--- start of MATERIAL SUPPLIED ---

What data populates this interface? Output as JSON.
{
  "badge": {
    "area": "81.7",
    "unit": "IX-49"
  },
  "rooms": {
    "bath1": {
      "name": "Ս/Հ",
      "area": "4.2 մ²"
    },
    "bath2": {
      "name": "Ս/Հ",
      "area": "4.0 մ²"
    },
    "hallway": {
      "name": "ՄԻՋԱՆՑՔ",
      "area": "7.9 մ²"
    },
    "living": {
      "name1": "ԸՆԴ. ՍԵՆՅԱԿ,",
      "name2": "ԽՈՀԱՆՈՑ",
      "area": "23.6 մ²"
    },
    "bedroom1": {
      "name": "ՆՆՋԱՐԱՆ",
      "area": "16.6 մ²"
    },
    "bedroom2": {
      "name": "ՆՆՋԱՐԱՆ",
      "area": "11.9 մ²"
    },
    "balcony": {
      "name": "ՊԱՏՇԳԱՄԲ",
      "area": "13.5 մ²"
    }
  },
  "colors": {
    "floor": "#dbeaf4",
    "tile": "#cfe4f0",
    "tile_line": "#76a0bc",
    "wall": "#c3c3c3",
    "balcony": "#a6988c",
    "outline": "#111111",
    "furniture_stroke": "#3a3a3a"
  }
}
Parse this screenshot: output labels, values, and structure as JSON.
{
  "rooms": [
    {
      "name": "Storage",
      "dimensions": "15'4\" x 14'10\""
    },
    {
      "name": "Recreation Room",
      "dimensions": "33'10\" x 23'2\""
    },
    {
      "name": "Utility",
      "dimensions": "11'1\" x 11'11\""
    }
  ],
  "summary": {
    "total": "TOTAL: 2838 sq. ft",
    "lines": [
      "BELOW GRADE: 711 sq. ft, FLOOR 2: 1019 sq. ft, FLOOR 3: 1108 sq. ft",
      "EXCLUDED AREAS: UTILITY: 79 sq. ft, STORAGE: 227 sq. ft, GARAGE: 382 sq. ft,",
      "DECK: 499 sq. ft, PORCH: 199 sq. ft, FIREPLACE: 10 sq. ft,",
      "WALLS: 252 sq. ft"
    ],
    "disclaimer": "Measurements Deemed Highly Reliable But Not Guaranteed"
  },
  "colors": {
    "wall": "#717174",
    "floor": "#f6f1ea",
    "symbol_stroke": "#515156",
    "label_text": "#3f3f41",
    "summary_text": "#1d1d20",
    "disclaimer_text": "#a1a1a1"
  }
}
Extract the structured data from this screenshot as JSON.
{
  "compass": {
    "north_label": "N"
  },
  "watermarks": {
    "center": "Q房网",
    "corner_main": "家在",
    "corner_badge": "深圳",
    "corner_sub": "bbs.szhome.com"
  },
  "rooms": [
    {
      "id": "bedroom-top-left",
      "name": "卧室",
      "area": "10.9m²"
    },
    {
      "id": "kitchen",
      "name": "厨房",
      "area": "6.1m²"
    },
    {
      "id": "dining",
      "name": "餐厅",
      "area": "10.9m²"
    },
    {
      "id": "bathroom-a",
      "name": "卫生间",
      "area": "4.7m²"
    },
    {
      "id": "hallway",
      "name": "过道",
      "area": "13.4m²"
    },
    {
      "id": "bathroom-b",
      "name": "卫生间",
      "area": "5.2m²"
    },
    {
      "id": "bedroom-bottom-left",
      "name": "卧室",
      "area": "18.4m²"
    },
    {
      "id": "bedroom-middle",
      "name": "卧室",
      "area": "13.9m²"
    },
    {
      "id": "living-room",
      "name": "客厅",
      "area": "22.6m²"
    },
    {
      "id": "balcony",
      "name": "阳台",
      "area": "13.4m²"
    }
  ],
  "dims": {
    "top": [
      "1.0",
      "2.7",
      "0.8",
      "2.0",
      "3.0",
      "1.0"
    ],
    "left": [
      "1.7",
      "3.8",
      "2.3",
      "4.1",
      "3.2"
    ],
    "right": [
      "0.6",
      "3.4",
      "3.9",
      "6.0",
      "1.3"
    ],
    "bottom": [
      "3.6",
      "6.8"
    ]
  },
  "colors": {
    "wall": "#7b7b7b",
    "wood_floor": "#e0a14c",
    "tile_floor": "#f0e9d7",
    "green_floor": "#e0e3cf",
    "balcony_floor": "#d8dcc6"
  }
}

--- end of MATERIAL SUPPLIED ---

• _DIRECTIVE_
Reproduce the whole listing word for word.

• _OUTPUT FOR THIS EXERCISE_
What data populates this interface? Output as JSON.
{
  "badge": {
    "area": "81.7",
    "unit": "IX-49"
  },
  "rooms": {
    "bath1": {
      "name": "Ս/Հ",
      "area": "4.2 մ²"
    },
    "bath2": {
      "name": "Ս/Հ",
      "area": "4.0 մ²"
    },
    "hallway": {
      "name": "ՄԻՋԱՆՑՔ",
      "area": "7.9 մ²"
    },
    "living": {
      "name1": "ԸՆԴ. ՍԵՆՅԱԿ,",
      "name2": "ԽՈՀԱՆՈՑ",
      "area": "23.6 մ²"
    },
    "bedroom1": {
      "name": "ՆՆՋԱՐԱՆ",
      "area": "16.6 մ²"
    },
    "bedroom2": {
      "name": "ՆՆՋԱՐԱՆ",
      "area": "11.9 մ²"
    },
    "balcony": {
      "name": "ՊԱՏՇԳԱՄԲ",
      "area": "13.5 մ²"
    }
  },
  "colors": {
    "floor": "#dbeaf4",
    "tile": "#cfe4f0",
    "tile_line": "#76a0bc",
    "wall": "#c3c3c3",
    "balcony": "#a6988c",
    "outline": "#111111",
    "furniture_stroke": "#3a3a3a"
  }
}
Parse this screenshot: output labels, values, and structure as JSON.
{
  "rooms": [
    {
      "name": "Storage",
      "dimensions": "15'4\" x 14'10\""
    },
    {
      "name": "Recreation Room",
      "dimensions": "33'10\" x 23'2\""
    },
    {
      "name": "Utility",
      "dimensions": "11'1\" x 11'11\""
    }
  ],
  "summary": {
    "total": "TOTAL: 2838 sq. ft",
    "lines": [
      "BELOW GRADE: 711 sq. ft, FLOOR 2: 1019 sq. ft, FLOOR 3: 1108 sq. ft",
      "EXCLUDED AREAS: UTILITY: 79 sq. ft, STORAGE: 227 sq. ft, GARAGE: 382 sq. ft,",
      "DECK: 499 sq. ft, PORCH: 199 sq. ft, FIREPLACE: 10 sq. ft,",
      "WALLS: 252 sq. ft"
    ],
    "disclaimer": "Measurements Deemed Highly Reliable But Not Guaranteed"
  },
  "colors": {
    "wall": "#717174",
    "floor": "#f6f1ea",
    "symbol_stroke": "#515156",
    "label_text": "#3f3f41",
    "summary_text": "#1d1d20",
    "disclaimer_text": "#a1a1a1"
  }
}
Extract the structured data from this screenshot as JSON.
{
  "compass": {
    "north_label": "N"
  },
  "watermarks": {
    "center": "Q房网",
    "corner_main": "家在",
    "corner_badge": "深圳",
    "corner_sub": "bbs.szhome.com"
  },
  "rooms": [
    {
      "id": "bedroom-top-left",
      "name": "卧室",
      "area": "10.9m²"
    },
    {
      "id": "kitchen",
      "name": "厨房",
      "area": "6.1m²"
    },
    {
      "id": "dining",
      "name": "餐厅",
      "area": "10.9m²"
    },
    {
      "id": "bathroom-a",
      "name": "卫生间",
      "area": "4.7m²"
    },
    {
      "id": "hallway",
      "name": "过道",
      "area": "13.4m²"
    },
    {
      "id": "bathroom-b",
      "name": "卫生间",
      "area": "5.2m²"
    },
    {
      "id": "bedroom-bottom-left",
      "name": "卧室",
      "area": "18.4m²"
    },
    {
      "id": "bedroom-middle",
      "name": "卧室",
      "area": "13.9m²"
    },
    {
      "id": "living-room",
      "name": "客厅",
      "area": "22.6m²"
    },
    {
      "id": "balcony",
      "name": "阳台",
      "area": "13.4m²"
    }
  ],
  "dims": {
    "top": [
      "1.0",
      "2.7",
      "0.8",
      "2.0",
      "3.0",
      "1.0"
    ],
    "left": [
      "1.7",
      "3.8",
      "2.3",
      "4.1",
      "3.2"
    ],
    "right": [
      "0.6",
      "3.4",
      "3.9",
      "6.0",
      "1.3"
    ],
    "bottom": [
      "3.6",
      "6.8"
    ]
  },
  "colors": {
    "wall": "#7b7b7b",
    "wood_floor": "#e0a14c",
    "tile_floor": "#f0e9d7",
    "green_floor": "#e0e3cf",
    "balcony_floor": "#d8dcc6"
  }
}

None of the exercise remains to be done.